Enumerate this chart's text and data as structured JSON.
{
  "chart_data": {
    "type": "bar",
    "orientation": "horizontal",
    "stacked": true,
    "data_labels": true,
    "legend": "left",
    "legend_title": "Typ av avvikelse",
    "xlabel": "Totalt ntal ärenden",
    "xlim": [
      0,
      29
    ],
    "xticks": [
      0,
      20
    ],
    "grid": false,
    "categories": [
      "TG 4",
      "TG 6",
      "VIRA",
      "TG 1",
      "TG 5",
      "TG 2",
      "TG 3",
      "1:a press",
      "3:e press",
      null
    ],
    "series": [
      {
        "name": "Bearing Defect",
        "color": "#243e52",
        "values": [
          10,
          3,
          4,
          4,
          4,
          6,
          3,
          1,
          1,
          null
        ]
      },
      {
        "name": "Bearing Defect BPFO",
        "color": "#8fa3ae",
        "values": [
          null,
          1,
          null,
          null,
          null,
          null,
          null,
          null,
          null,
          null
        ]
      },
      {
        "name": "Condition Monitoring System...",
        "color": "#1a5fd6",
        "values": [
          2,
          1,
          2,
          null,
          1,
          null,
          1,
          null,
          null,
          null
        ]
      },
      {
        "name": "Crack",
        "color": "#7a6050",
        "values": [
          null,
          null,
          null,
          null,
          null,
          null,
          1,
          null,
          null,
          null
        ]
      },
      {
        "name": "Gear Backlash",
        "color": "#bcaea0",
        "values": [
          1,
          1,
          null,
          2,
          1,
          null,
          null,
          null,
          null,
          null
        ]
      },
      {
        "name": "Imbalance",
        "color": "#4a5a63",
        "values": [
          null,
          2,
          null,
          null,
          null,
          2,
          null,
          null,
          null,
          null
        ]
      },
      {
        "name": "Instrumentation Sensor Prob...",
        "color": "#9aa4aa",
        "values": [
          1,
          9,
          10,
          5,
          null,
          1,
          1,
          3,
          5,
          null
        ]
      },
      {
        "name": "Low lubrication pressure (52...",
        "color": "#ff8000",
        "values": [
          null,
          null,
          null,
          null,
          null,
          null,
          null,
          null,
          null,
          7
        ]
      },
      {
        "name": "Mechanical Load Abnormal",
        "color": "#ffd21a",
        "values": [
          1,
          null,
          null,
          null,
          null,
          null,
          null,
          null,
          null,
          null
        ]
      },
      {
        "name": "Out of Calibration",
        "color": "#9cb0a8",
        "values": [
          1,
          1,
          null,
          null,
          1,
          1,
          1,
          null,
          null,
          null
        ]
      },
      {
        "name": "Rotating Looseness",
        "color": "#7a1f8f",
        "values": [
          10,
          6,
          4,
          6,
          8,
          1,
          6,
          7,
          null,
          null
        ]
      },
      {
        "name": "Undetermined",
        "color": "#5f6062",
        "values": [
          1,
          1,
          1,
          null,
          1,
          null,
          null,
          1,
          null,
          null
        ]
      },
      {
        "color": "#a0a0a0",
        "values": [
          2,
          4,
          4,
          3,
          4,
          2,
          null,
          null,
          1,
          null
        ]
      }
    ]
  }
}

──────

▶ Short problem: Return all of the data word for word.

▶ Complete response:
Enumerate this chart's text and data as structured JSON.
{
  "chart_data": {
    "type": "bar",
    "orientation": "horizontal",
    "stacked": true,
    "data_labels": true,
    "legend": "left",
    "legend_title": "Typ av avvikelse",
    "xlabel": "Totalt ntal ärenden",
    "xlim": [
      0,
      29
    ],
    "xticks": [
      0,
      20
    ],
    "grid": false,
    "categories": [
      "TG 4",
      "TG 6",
      "VIRA",
      "TG 1",
      "TG 5",
      "TG 2",
      "TG 3",
      "1:a press",
      "3:e press",
      null
    ],
    "series": [
      {
        "name": "Bearing Defect",
        "color": "#243e52",
        "values": [
          10,
          3,
          4,
          4,
          4,
          6,
          3,
          1,
          1,
          null
        ]
      },
      {
        "name": "Bearing Defect BPFO",
        "color": "#8fa3ae",
        "values": [
          null,
          1,
          null,
          null,
          null,
          null,
          null,
          null,
          null,
          null
        ]
      },
      {
        "name": "Condition Monitoring System...",
        "color": "#1a5fd6",
        "values": [
          2,
          1,
          2,
          null,
          1,
          null,
          1,
          null,
          null,
          null
        ]
      },
      {
        "name": "Crack",
        "color": "#7a6050",
        "values": [
          null,
          null,
          null,
          null,
          null,
          null,
          1,
          null,
          null,
          null
        ]
      },
      {
        "name": "Gear Backlash",
        "color": "#bcaea0",
        "values": [
          1,
          1,
          null,
          2,
          1,
          null,
          null,
          null,
          null,
          null
        ]
      },
      {
        "name": "Imbalance",
        "color": "#4a5a63",
        "values": [
          null,
          2,
          null,
          null,
          null,
          2,
          null,
          null,
          null,
          null
        ]
      },
      {
        "name": "Instrumentation Sensor Prob...",
        "color": "#9aa4aa",
        "values": [
          1,
          9,
          10,
          5,
          null,
          1,
          1,
          3,
          5,
          null
        ]
      },
      {
        "name": "Low lubrication pressure (52...",
        "color": "#ff8000",
        "values": [
          null,
          null,
          null,
          null,
          null,
          null,
          null,
          null,
          null,
          7
        ]
      },
      {
        "name": "Mechanical Load Abnormal",
        "color": "#ffd21a",
        "values": [
          1,
          null,
          null,
          null,
          null,
          null,
          null,
          null,
          null,
          null
        ]
      },
      {
        "name": "Out of Calibration",
        "color": "#9cb0a8",
        "values": [
          1,
          1,
          null,
          null,
          1,
          1,
          1,
          null,
          null,
          null
        ]
      },
      {
        "name": "Rotating Looseness",
        "color": "#7a1f8f",
        "values": [
          10,
          6,
          4,
          6,
          8,
          1,
          6,
          7,
          null,
          null
        ]
      },
      {
        "name": "Undetermined",
        "color": "#5f6062",
        "values": [
          1,
          1,
          1,
          null,
          1,
          null,
          null,
          1,
          null,
          null
        ]
      },
      {
        "color": "#a0a0a0",
        "values": [
          2,
          4,
          4,
          3,
          4,
          2,
          null,
          null,
          1,
          null
        ]
      }
    ]
  }
}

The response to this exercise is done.